→ **RECORDS**:
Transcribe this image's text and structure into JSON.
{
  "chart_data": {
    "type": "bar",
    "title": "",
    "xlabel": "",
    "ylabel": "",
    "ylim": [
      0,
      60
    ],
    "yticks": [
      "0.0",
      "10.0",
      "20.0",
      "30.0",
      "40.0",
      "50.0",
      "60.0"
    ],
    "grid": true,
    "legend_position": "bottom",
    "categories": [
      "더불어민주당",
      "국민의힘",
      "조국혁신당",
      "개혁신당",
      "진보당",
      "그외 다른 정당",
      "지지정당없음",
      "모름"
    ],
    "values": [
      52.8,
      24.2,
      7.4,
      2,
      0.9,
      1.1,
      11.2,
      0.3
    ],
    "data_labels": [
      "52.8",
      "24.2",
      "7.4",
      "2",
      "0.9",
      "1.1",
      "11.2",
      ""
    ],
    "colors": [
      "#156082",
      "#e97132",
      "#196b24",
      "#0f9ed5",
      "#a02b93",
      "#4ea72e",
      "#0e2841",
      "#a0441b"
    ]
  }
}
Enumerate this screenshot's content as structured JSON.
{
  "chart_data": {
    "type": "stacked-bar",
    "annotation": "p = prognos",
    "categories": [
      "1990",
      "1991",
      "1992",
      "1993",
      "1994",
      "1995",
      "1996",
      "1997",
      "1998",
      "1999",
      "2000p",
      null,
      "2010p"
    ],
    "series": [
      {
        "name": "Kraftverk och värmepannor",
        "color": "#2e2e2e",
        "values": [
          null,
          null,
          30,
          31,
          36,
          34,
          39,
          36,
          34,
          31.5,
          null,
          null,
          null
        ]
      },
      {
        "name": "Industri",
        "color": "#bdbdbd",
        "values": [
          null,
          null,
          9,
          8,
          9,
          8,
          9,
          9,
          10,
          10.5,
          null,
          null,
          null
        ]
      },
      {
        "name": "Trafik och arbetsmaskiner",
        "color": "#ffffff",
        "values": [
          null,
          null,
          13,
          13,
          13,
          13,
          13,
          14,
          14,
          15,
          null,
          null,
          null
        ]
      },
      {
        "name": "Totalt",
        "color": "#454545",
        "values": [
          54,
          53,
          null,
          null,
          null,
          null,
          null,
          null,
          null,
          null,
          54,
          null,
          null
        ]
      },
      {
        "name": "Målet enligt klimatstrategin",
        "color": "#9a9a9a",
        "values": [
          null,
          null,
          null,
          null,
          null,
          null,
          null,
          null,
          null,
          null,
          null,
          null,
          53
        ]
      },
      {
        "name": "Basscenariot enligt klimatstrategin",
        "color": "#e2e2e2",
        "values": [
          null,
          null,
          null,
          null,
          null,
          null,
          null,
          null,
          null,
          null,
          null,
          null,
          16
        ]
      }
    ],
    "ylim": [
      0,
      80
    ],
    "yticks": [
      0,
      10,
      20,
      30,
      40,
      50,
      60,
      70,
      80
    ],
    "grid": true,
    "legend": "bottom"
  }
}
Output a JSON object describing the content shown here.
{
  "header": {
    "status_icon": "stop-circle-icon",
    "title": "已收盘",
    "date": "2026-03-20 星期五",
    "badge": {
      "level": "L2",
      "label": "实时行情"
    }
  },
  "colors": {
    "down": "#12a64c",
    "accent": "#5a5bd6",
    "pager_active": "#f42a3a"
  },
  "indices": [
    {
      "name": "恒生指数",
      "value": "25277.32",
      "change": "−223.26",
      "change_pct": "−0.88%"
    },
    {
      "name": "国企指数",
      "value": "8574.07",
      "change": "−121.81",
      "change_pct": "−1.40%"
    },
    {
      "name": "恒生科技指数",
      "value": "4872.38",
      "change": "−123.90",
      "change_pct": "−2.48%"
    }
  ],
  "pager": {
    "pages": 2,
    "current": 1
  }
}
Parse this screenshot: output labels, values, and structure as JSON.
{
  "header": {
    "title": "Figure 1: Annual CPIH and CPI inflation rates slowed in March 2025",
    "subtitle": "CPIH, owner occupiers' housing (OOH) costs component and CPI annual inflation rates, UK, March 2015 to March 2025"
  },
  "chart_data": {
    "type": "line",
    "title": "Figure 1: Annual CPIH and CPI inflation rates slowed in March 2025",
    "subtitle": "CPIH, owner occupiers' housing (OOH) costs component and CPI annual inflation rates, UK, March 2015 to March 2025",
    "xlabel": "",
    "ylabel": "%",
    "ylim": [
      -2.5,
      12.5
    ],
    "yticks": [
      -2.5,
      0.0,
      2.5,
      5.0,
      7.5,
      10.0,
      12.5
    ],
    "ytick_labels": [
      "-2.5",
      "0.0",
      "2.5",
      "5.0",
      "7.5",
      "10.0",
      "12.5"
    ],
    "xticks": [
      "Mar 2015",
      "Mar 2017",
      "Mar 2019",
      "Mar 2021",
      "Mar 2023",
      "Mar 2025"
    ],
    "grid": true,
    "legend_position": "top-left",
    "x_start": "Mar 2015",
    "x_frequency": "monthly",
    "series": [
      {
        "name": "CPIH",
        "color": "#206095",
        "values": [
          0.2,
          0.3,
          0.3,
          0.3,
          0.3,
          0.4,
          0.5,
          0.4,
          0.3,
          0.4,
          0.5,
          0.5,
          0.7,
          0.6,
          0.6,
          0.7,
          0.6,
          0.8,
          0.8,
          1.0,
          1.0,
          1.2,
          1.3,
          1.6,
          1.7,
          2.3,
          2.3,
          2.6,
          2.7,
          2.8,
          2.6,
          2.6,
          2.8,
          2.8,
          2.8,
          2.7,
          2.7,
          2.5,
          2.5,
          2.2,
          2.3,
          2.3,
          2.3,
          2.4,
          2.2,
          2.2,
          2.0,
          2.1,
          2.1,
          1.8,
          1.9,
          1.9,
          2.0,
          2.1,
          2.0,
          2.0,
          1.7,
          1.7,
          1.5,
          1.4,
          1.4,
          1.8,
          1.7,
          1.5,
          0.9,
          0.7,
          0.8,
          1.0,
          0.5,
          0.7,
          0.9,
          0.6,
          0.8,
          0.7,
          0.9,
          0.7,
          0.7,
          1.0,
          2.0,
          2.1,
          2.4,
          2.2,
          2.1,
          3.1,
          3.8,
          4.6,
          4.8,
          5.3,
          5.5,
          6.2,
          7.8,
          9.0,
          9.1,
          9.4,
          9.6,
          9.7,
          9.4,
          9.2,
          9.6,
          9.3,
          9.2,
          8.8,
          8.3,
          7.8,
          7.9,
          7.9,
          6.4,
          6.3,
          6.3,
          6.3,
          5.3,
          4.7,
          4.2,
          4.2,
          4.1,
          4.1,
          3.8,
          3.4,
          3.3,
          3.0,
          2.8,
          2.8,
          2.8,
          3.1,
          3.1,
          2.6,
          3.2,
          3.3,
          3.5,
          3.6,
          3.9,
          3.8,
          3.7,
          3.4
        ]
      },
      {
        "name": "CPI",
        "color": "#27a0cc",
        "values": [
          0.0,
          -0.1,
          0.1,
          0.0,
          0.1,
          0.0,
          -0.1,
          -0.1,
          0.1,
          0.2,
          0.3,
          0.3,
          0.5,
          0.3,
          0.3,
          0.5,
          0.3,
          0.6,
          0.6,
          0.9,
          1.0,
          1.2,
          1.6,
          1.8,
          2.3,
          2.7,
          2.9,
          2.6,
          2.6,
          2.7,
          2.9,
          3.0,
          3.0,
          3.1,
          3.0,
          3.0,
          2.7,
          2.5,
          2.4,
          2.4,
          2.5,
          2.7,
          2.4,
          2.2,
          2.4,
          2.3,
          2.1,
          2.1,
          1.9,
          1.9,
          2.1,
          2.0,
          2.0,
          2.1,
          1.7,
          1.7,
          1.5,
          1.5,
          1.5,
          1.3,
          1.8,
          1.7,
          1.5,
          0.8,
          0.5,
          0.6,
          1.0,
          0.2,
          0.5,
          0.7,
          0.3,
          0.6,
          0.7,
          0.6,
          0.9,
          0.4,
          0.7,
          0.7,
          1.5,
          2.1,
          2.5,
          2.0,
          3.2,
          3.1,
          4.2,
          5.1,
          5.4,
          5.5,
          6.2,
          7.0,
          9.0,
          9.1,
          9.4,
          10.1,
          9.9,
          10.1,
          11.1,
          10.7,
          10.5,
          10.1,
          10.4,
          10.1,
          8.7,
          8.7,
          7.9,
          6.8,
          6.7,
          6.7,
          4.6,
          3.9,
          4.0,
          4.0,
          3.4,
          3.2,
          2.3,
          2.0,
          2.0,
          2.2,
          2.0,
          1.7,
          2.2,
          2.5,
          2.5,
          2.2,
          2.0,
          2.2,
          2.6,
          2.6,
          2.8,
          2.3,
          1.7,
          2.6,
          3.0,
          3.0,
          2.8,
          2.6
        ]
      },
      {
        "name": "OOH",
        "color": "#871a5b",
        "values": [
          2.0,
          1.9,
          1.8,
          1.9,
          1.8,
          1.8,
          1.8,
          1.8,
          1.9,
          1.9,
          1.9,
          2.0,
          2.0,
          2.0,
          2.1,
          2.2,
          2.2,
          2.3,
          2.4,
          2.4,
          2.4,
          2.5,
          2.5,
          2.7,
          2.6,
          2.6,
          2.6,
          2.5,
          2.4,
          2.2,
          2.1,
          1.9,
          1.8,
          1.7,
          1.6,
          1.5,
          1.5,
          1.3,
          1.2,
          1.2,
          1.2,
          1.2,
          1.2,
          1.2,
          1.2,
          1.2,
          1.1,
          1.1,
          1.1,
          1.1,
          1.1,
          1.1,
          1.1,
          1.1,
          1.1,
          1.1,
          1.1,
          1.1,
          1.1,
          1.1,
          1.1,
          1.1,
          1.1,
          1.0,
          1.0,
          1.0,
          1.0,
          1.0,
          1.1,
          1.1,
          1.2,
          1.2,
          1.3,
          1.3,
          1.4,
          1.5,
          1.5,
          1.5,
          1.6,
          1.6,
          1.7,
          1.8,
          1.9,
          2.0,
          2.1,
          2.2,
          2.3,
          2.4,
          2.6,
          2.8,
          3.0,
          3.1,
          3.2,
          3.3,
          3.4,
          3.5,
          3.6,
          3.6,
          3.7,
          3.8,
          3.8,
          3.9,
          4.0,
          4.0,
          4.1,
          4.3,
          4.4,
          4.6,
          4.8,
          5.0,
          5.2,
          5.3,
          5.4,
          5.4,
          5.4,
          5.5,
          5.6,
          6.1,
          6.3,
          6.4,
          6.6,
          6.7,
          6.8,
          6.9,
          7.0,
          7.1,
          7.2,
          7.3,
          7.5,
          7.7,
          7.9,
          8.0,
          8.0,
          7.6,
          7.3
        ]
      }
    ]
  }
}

→ **WHAT IS EXPECTED**:
Show each line holding the word "owner".

→ **SOLUTION BELOW**:
    "subtitle": "CPIH, owner occupiers' housing (OOH) costs component and CPI annual inflation rates, UK, March 2015 to March 2025"
    "subtitle": "CPIH, owner occupiers' housing (OOH) costs component and CPI annual inflation rates, UK, March 2015 to March 2025",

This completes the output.